(EXCERPT PROVIDED):

···

2. The method of claim 1 wherein the generating further comprises providing probabilities of the objects being correctly associated with respective ones of the second clusters of the additional cluster results.
3. The method of claim 1 wherein the generating further comprises providing a probability of one of the objects being correctly associated with a plurality of the second clusters of the additional cluster results.
4. The method of claim 1 wherein the generating comprises determining a number of the second clusters of the additional clustering solution using processing circuitry.
5. The method of claim 1 wherein information regarding one of the objects present in the cluster results of one of the different clustering solutions is absent from the cluster results of another of the different clustering solutions.
6. The method of claim 1 wherein the generating comprises generating using a mixture model.
7. The method of claim 6 wherein the mixture model implements a Dirichlet distribution.
8. The method of claim 6 further comprising estimating unknowns of the mixture model using an iterative algorithm.
9. The method of claim 8 further comprising initializing the unknowns during an initial execution of the iterative algorithm.

···

(EXTRACTED MATERIAL):
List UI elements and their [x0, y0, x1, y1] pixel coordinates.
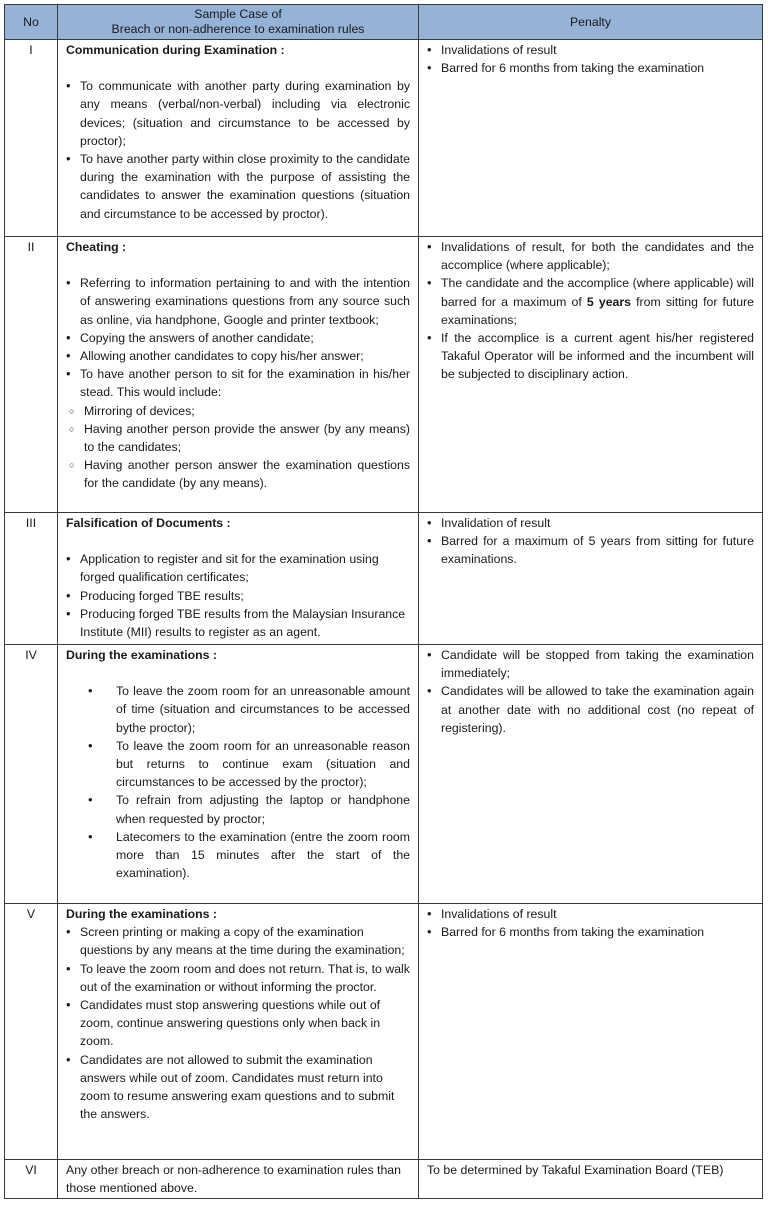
header-no: No — [5, 5, 58, 40]
row-number: III — [5, 513, 58, 645]
penalty-list — [427, 514, 754, 569]
case-title: During the examinations : — [66, 648, 217, 662]
penalty-barred-bold: 5 years — [586, 294, 631, 309]
row-number: VI — [5, 1160, 58, 1199]
case-title: Communication during Examination : — [66, 43, 285, 57]
case-title: During the examinations : — [66, 907, 217, 921]
penalty-cell — [419, 513, 763, 645]
penalty-item: • If the accomplice is a current agent his/her registered Takaful Operator will be informed and the incumbent will be subjected to disciplinary action. — [427, 329, 754, 384]
penalty-list — [427, 905, 754, 941]
penalty-cell: To be determined by Takaful Examination Board (TEB) — [419, 1160, 763, 1199]
row-number: II — [5, 237, 58, 513]
penalty-cell — [419, 237, 763, 513]
header-sample-case — [58, 5, 419, 40]
penalty-item: • Invalidations of result — [427, 905, 754, 923]
penalty-list — [427, 238, 754, 384]
row-number: I — [5, 40, 58, 237]
case-item: • Producing forged TBE results from the Malaysian Insurance Institute (MII) results to register as an agent. — [66, 605, 410, 641]
penalty-list — [427, 41, 754, 77]
header-case-line1: Sample Case of — [194, 7, 282, 21]
case-title: Falsification of Documents : — [66, 516, 231, 530]
penalty-item: • Invalidations of result — [427, 41, 754, 59]
penalty-item: • Candidate will be stopped from taking the examination immediately; — [427, 646, 754, 682]
case-item: • To communicate with another party during examination by any means (verbal/non-verbal) including via electronic devices; (situation and circumstance to be accessed by proctor); — [66, 77, 410, 150]
penalty-item: • Candidates will be allowed to take the examination again at another date with no additional cost (no repeat of registering). — [427, 682, 754, 737]
case-list — [66, 550, 410, 641]
case-item: • To leave the zoom room for an unreasonable amount of time (situation and circumstances to be accessed bythe proctor); — [66, 682, 410, 737]
case-cell — [58, 237, 419, 513]
penalty-barred-pre: The candidate and the accomplice (where applicable) will barred for a maximum of — [441, 276, 754, 309]
examination-rules-table — [4, 4, 763, 1199]
case-item: • Candidates are not allowed to submit the examination answers while out of zoom. Candidates must return into zoom to resume answering exam questions and to submit the answers. — [66, 1051, 410, 1124]
case-cell: Any other breach or non-adherence to examination rules than those mentioned above. — [58, 1160, 419, 1199]
case-item: • To leave the zoom room and does not return. That is, to walk out of the examination or without informing the proctor. — [66, 960, 410, 996]
table-row — [5, 904, 763, 1160]
table-row — [5, 513, 763, 645]
case-item: • Allowing another candidates to copy his/her answer; — [66, 347, 410, 365]
header-case-line2: Breach or non-adherence to examination rules — [111, 22, 365, 36]
row-number: IV — [5, 645, 58, 904]
case-item: • To leave the zoom room for an unreasonable reason but returns to continue exam (situation and circumstances to be accessed by the proctor); — [66, 737, 410, 792]
case-list — [66, 923, 410, 1123]
sub-case-item: ○ Having another person answer the examination questions for the candidate (by any means). — [66, 456, 410, 492]
case-item: • Producing forged TBE results; — [66, 587, 410, 605]
header-penalty: Penalty — [419, 5, 763, 40]
case-cell — [58, 513, 419, 645]
penalty-item: • Invalidations of result, for both the candidates and the accomplice (where applicable); — [427, 238, 754, 274]
case-list — [66, 682, 410, 882]
penalty-item: • Barred for 6 months from taking the examination — [427, 923, 754, 941]
table-row — [5, 645, 763, 904]
case-item: • Screen printing or making a copy of the examination questions by any means at the time during the examination; — [66, 923, 410, 959]
sub-case-item: ○ Having another person provide the answer (by any means) to the candidates; — [66, 420, 410, 456]
case-item: • To have another person to sit for the examination in his/her stead. This would include: — [66, 365, 410, 401]
row-number: V — [5, 904, 58, 1160]
penalty-list — [427, 646, 754, 737]
penalty-item: • Invalidation of result — [427, 514, 754, 532]
table-row — [5, 1160, 763, 1199]
case-item: • Referring to information pertaining to and with the intention of answering examinations questions from any source such as online, via handphone, Google and printer textbook; — [66, 274, 410, 329]
case-item: • Candidates must stop answering questions while out of zoom, continue answering questions only when back in zoom. — [66, 996, 410, 1051]
penalty-item: • Barred for 6 months from taking the examination — [427, 59, 754, 77]
case-list — [66, 77, 410, 223]
case-item: • Latecomers to the examination (entre the zoom room more than 15 minutes after the start of the examination). — [66, 828, 410, 883]
case-item: • To have another party within close proximity to the candidate during the examination with the purpose of assisting the candidates to answer the examination questions (situation and circumstance to be accessed by proctor). — [66, 150, 410, 223]
sub-case-item: ○ Mirroring of devices; — [66, 402, 410, 420]
penalty-item — [427, 274, 754, 329]
case-item: • Copying the answers of another candidate; — [66, 329, 410, 347]
penalty-barred-post: from sitting for future examinations; — [441, 294, 754, 327]
table-header-row — [5, 5, 763, 40]
case-item: • Application to register and sit for the examination using forged qualification certificates; — [66, 550, 410, 586]
case-item: • To refrain from adjusting the laptop or handphone when requested by proctor; — [66, 791, 410, 827]
case-cell — [58, 904, 419, 1160]
penalty-cell — [419, 645, 763, 904]
sub-case-list — [66, 402, 410, 493]
case-cell — [58, 40, 419, 237]
table-row — [5, 237, 763, 513]
penalty-cell — [419, 40, 763, 237]
case-title: Cheating : — [66, 240, 127, 254]
case-cell — [58, 645, 419, 904]
penalty-cell — [419, 904, 763, 1160]
table-row — [5, 40, 763, 237]
penalty-item: • Barred for a maximum of 5 years from sitting for future examinations. — [427, 532, 754, 568]
case-list — [66, 274, 410, 401]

···

(WRITTEN TASK):
Proceed with the patent claims on clustering solutions, continuing from where they stop after claim 9.

(ANSWER BELOW):
10. An object clustering method comprising:
accessing a plurality of respective cluster results of a plurality of different clustering solutions, wherein the cluster results of an individual one of the different clustering solutions associate a plurality of objects with a plurality of first clusters, and wherein information regarding at least one of the objects present in one of the cluster results is absent from another of the cluster results; and
using the cluster results, generating additional cluster results which associate the objects with a plurality of second clusters, wherein the generating comprises estimating the information regarding the at least one of the objects which is absent from the another of the cluster results.
11. The method of claim 10 wherein the estimating comprises estimating using a plurality of iterative executions of an algorithm.
12. The method of claim 10 wherein the estimating comprises estimating using the algorithm comprising an EM algorithm.
13. The method of claim 10 further comprising classifying the information as an unknown and wherein the estimating comprises estimating the unknown.
14. The method of claim 10 wherein the information which is absent comprises probability information regarding an association of the at least one of the objects with one of the first clusters.
15. An object clustering method comprising:
accessing a plurality of respective cluster results of a plurality of different clustering solutions, wherein the cluster results individually associate a plurality of objects with a plurality of first clusters;
using processing circuitry, processing the cluster results of the different clustering solutions;
using processing circuitry, generating additional cluster results according to the processing; and
using processing circuitry, identifying a number of second clusters of the additional cluster results.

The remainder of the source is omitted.